> EXCERPT PROVIDED:
--

Re: [PATCH bpf-next v2 0/7] Add bpf_link based TC-BPF API

[Date Prev][Date Next][Thread Prev][Thread Next][Date Index][Thread Index]

 



On Fri, Jun 10, 2022 at 5:58 AM Kumar Kartikeya Dwivedi
<memxor@xxxxxxxxx> wrote:
>
> On Fri, Jun 10, 2022 at 05:54:27AM IST, Joanne Koong wrote:
> > On Thu, Jun 3, 2021 at 11:31 PM Kumar Kartikeya Dwivedi
> > <memxor@xxxxxxxxx> wrote:
> > >
> > > This is the second (non-RFC) version.
> > >
> > > This adds a bpf_link path to create TC filters tied to cls_bpf classifier, and
> > > introduces fd based ownership for such TC filters. Netlink cannot delete or
> > > replace such filters, but the bpf_link is severed on indirect destruction of the
> > > filter (backing qdisc being deleted, or chain being flushed, etc.). To ensure
> > > that filters remain attached beyond process lifetime, the usual bpf_link fd
> > > pinning approach can be used.
> > >
> > > The individual patches contain more details and comments, but the overall kernel
> > > API and libbpf helper mirrors the semantics of the netlink based TC-BPF API
> > > merged recently. This means that we start by always setting direct action mode,
> > > protocol to ETH_P_ALL, chain_index as 0, etc. If there is a need for more
> > > options in the future, they can be easily exposed through the bpf_link API in
> > > the future.
> > >
> > > Patch 1 refactors cls_bpf change function to extract two helpers that will be
> > > reused in bpf_link creation.
> > >
> > > Patch 2 exports some bpf_link management functions to modules. This is needed
> > > because our bpf_link object is tied to the cls_bpf_prog object. Tying it to
> > > tcf_proto would be weird, because the update path has to replace offloaded bpf
> > > prog, which happens using internal cls_bpf helpers, and would in general be more
> > > code to abstract over an operation that is unlikely to be implemented for other
> > > filter types.

--

[Collection entries]
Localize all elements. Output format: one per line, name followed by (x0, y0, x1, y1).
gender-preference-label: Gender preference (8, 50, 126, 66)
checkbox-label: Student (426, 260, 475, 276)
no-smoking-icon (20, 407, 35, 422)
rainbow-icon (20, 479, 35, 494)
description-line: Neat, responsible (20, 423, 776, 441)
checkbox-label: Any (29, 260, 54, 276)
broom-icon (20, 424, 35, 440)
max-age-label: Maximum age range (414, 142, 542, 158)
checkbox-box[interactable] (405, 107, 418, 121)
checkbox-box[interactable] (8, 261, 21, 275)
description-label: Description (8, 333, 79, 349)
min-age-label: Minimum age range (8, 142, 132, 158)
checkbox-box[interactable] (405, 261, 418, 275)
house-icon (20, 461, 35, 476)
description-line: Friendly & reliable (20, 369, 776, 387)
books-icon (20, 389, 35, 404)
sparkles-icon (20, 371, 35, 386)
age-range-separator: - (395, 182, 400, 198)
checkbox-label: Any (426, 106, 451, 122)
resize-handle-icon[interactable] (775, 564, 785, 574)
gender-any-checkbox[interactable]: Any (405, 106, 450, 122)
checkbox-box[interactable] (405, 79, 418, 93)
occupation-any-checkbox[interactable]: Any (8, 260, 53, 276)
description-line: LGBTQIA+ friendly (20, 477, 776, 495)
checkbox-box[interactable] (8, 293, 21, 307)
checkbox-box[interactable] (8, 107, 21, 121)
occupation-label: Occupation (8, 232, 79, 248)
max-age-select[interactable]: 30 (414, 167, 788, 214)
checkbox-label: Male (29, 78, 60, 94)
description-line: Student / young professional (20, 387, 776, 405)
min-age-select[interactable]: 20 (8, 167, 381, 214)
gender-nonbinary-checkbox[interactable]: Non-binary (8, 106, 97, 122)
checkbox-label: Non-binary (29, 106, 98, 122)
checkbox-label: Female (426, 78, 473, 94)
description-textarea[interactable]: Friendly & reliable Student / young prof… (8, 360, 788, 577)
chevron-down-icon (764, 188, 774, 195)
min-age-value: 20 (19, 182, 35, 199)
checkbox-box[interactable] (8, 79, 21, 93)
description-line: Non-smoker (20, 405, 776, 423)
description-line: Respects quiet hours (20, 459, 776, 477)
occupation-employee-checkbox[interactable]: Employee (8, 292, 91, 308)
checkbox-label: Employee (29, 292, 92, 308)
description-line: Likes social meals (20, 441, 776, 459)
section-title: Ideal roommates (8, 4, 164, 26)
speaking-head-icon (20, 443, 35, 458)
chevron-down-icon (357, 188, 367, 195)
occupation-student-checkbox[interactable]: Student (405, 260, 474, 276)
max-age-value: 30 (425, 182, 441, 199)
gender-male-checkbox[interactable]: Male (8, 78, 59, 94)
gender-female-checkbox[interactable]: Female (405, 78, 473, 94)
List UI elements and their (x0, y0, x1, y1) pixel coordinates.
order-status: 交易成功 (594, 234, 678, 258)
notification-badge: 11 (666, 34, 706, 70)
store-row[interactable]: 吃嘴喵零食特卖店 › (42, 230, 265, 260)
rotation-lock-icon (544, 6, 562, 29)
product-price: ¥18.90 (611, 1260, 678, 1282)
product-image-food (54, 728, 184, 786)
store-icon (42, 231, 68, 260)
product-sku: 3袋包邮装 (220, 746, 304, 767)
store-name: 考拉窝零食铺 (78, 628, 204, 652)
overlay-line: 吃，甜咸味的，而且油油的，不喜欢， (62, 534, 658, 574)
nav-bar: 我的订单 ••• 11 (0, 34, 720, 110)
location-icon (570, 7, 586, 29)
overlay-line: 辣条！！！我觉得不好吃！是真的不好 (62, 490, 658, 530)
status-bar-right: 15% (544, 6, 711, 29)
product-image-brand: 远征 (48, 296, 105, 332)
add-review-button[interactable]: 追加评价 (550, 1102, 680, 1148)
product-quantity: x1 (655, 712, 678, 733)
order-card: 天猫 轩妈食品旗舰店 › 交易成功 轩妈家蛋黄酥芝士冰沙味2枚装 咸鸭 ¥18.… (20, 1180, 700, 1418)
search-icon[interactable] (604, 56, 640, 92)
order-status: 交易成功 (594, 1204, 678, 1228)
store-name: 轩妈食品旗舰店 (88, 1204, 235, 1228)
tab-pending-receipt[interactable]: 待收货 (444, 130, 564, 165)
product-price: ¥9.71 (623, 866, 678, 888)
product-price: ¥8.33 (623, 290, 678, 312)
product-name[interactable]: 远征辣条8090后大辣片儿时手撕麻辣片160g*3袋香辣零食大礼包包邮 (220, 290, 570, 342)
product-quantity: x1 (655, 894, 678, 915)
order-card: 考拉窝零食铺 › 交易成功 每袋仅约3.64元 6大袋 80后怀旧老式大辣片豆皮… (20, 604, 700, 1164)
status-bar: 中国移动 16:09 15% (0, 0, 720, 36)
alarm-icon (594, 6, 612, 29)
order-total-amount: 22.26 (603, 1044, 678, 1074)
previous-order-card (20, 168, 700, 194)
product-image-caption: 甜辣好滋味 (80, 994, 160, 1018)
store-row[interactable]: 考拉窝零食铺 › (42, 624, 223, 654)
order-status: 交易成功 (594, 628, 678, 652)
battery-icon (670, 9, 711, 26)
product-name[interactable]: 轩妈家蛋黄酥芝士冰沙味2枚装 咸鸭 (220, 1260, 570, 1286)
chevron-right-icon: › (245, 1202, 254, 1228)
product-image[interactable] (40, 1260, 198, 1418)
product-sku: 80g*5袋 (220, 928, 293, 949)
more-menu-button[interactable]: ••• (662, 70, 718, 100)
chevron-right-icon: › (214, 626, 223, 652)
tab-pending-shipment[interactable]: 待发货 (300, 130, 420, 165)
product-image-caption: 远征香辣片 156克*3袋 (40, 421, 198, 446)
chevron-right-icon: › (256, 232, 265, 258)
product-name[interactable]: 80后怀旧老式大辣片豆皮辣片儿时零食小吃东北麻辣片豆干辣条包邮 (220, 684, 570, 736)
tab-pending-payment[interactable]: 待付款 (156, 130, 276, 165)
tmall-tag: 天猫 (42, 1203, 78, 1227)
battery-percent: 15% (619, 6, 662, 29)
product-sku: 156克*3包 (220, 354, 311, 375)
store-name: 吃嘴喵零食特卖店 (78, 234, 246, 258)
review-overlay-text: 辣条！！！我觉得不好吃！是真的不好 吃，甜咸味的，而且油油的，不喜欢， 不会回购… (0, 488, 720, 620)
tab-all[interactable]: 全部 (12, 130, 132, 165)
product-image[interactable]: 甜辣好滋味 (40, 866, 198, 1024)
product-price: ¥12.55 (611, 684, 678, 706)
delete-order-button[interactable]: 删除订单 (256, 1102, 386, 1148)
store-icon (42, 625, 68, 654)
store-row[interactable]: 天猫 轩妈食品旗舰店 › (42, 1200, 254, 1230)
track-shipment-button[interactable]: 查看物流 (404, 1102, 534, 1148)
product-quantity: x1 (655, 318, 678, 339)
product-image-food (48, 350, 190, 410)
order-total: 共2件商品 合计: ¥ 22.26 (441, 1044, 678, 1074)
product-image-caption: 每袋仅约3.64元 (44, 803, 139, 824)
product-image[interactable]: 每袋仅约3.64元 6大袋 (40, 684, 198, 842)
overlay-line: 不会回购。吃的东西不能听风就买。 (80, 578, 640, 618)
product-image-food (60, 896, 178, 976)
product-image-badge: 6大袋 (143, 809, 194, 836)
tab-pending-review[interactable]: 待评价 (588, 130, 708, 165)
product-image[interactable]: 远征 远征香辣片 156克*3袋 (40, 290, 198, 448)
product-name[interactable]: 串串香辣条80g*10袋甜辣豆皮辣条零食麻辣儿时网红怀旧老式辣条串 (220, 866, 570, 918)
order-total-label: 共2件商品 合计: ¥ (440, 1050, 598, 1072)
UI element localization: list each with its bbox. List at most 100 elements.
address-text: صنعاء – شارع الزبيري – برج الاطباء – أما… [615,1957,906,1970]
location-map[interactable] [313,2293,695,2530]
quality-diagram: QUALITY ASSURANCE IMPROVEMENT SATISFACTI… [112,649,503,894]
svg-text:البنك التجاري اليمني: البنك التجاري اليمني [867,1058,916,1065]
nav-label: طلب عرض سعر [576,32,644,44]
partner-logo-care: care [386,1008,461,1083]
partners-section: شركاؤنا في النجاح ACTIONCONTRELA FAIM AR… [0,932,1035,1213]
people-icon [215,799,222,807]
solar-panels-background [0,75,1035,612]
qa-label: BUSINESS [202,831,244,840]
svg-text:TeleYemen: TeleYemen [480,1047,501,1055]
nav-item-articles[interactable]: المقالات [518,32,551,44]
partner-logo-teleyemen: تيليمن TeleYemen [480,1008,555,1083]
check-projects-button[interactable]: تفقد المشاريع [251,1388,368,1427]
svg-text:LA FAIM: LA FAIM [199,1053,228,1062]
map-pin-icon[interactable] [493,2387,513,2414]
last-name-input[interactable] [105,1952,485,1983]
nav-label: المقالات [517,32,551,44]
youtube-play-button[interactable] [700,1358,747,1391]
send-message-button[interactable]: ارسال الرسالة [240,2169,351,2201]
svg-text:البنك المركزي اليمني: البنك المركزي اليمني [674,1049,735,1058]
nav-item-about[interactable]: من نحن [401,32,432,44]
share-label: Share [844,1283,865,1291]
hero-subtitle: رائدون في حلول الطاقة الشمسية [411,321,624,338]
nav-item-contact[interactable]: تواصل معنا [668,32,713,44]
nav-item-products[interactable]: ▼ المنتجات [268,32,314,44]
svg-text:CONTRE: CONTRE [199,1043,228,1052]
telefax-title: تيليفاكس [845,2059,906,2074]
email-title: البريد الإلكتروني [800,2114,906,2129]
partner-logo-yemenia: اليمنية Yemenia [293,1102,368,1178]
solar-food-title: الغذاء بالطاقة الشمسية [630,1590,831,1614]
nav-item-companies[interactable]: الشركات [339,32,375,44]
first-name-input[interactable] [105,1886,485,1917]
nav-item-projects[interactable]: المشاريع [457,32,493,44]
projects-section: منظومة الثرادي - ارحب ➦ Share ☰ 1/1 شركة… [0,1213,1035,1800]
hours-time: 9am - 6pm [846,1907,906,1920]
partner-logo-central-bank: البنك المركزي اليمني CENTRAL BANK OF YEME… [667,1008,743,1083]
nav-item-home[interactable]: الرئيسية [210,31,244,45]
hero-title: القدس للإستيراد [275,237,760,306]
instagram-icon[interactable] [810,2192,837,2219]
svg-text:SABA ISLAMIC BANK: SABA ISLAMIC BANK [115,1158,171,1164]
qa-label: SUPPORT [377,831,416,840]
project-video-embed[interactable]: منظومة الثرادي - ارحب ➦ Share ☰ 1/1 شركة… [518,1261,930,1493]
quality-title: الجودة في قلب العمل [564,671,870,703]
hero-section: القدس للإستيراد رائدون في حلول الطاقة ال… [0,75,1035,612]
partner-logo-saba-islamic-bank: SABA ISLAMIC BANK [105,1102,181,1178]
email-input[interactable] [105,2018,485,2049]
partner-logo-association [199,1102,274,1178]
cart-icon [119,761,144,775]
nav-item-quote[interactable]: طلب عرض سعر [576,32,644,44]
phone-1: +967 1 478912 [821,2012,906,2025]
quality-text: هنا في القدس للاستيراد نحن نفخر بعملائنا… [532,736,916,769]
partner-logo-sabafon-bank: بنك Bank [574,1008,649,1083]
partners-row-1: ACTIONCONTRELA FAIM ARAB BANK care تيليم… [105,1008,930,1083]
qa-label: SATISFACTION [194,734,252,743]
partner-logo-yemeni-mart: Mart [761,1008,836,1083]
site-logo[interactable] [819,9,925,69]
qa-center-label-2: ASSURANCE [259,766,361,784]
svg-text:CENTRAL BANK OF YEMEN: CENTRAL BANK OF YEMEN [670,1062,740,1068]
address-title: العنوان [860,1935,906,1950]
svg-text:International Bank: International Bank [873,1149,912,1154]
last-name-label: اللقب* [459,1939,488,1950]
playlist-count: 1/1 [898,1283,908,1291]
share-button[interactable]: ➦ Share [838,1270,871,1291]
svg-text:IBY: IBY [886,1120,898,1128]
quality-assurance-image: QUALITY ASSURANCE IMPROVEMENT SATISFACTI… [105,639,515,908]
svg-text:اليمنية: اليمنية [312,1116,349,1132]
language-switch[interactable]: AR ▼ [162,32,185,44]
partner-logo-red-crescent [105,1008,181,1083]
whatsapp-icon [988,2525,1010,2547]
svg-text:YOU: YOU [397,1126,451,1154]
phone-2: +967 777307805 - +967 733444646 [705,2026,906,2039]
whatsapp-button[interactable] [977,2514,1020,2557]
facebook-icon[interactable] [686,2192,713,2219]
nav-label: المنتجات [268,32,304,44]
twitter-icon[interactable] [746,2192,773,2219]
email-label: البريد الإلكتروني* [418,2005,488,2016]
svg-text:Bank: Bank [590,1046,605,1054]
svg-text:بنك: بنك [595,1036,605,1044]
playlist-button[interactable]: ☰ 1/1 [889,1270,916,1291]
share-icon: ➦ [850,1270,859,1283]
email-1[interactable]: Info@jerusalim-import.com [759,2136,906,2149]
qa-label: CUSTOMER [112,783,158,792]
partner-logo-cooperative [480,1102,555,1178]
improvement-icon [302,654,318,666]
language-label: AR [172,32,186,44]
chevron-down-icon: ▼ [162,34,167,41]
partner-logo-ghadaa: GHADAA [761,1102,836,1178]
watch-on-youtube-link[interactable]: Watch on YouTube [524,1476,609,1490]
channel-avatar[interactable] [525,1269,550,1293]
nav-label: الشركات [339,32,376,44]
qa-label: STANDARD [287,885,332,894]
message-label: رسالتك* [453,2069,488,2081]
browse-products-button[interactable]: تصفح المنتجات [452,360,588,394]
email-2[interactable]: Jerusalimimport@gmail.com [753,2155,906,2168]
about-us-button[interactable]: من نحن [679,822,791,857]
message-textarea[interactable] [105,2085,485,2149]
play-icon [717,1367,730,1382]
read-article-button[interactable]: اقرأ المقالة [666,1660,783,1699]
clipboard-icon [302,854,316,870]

--

> WHAT YOU NEED TO DO:
1. Reproduce the TC-BPF patch thread from "[Date Prev][Date Next][Thread" down to "second (non-RFC) version.".
2. In the TC-BPF patch thread, what approach keeps filters attached beyond process lifetime?
3. Condense the paragraph in the TC-BPF patch thread that begins "This adds a bpf_link path" into a short list.

> SOLVED PROBLEMS:
1.
[Date Prev][Date Next][Thread Prev][Thread Next][Date Index][Thread Index]

 



On Fri, Jun 10, 2022 at 5:58 AM Kumar Kartikeya Dwivedi
<memxor@xxxxxxxxx> wrote:
>
> On Fri, Jun 10, 2022 at 05:54:27AM IST, Joanne Koong wrote:
> > On Thu, Jun 3, 2021 at 11:31 PM Kumar Kartikeya Dwivedi
> > <memxor@xxxxxxxxx> wrote:
> > >
> > > This is the second (non-RFC) version.

2. The usual bpf_link fd pinning approach.

3.
- Adds a bpf_link path to create TC filters tied to the cls_bpf classifier.
- Introduces fd-based ownership for these filters.
- Netlink cannot delete or replace them.
- The bpf_link is severed if the filter is destroyed indirectly, such as when the backing qdisc is deleted or the chain is flushed.
- The usual bpf_link fd pinning approach keeps filters attached beyond process lifetime.